GIVEN EXERCISE | Give every line again exactly as it appears, please, but not the pictures.

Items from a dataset
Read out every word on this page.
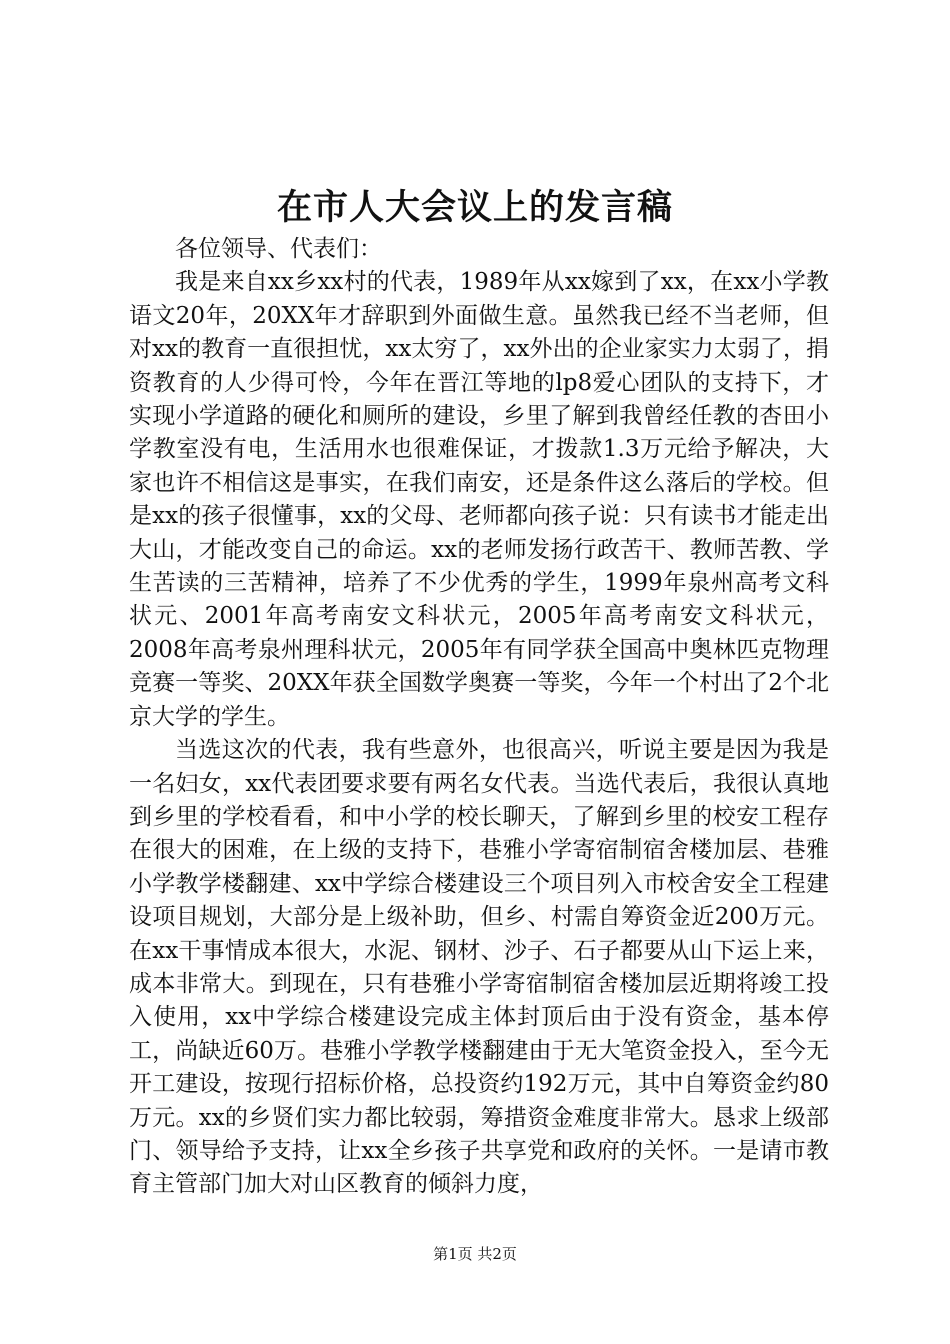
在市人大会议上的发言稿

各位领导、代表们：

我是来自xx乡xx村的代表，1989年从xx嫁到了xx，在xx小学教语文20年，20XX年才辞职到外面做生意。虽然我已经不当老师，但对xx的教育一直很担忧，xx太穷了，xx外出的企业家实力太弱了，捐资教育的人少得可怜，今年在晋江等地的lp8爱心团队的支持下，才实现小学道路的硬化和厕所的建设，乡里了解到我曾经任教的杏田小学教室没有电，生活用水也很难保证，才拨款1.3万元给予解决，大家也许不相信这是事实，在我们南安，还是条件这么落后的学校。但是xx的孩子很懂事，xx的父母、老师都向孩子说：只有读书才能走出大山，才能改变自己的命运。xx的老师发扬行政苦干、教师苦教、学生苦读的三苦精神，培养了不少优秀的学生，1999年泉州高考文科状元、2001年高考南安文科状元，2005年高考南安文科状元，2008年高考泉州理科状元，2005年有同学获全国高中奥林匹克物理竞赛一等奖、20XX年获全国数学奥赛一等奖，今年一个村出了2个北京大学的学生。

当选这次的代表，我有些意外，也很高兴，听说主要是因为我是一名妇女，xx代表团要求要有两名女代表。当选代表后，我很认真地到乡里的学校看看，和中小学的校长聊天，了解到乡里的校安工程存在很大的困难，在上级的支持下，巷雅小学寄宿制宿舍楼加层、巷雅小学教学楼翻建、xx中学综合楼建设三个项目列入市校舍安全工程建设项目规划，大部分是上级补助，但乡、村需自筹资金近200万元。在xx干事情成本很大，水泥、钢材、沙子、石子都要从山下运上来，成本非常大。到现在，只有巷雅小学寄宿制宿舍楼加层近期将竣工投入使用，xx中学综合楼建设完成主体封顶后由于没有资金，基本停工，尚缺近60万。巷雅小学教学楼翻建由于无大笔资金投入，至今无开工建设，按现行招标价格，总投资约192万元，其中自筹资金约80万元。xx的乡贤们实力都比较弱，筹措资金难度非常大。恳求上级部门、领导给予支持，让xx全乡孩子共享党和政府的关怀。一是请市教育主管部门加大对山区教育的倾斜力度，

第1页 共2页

FINAL RESULT |
Read out every word on this page.
在市人大会议上的发言稿

各位领导、代表们：

我是来自xx乡xx村的代表，1989年从xx嫁到了xx，在xx小学教语文20年，20XX年才辞职到外面做生意。虽然我已经不当老师，但对xx的教育一直很担忧，xx太穷了，xx外出的企业家实力太弱了，捐资教育的人少得可怜，今年在晋江等地的lp8爱心团队的支持下，才实现小学道路的硬化和厕所的建设，乡里了解到我曾经任教的杏田小学教室没有电，生活用水也很难保证，才拨款1.3万元给予解决，大家也许不相信这是事实，在我们南安，还是条件这么落后的学校。但是xx的孩子很懂事，xx的父母、老师都向孩子说：只有读书才能走出大山，才能改变自己的命运。xx的老师发扬行政苦干、教师苦教、学生苦读的三苦精神，培养了不少优秀的学生，1999年泉州高考文科状元、2001年高考南安文科状元，2005年高考南安文科状元，2008年高考泉州理科状元，2005年有同学获全国高中奥林匹克物理竞赛一等奖、20XX年获全国数学奥赛一等奖，今年一个村出了2个北京大学的学生。

当选这次的代表，我有些意外，也很高兴，听说主要是因为我是一名妇女，xx代表团要求要有两名女代表。当选代表后，我很认真地到乡里的学校看看，和中小学的校长聊天，了解到乡里的校安工程存在很大的困难，在上级的支持下，巷雅小学寄宿制宿舍楼加层、巷雅小学教学楼翻建、xx中学综合楼建设三个项目列入市校舍安全工程建设项目规划，大部分是上级补助，但乡、村需自筹资金近200万元。在xx干事情成本很大，水泥、钢材、沙子、石子都要从山下运上来，成本非常大。到现在，只有巷雅小学寄宿制宿舍楼加层近期将竣工投入使用，xx中学综合楼建设完成主体封顶后由于没有资金，基本停工，尚缺近60万。巷雅小学教学楼翻建由于无大笔资金投入，至今无开工建设，按现行招标价格，总投资约192万元，其中自筹资金约80万元。xx的乡贤们实力都比较弱，筹措资金难度非常大。恳求上级部门、领导给予支持，让xx全乡孩子共享党和政府的关怀。一是请市教育主管部门加大对山区教育的倾斜力度，

第1页 共2页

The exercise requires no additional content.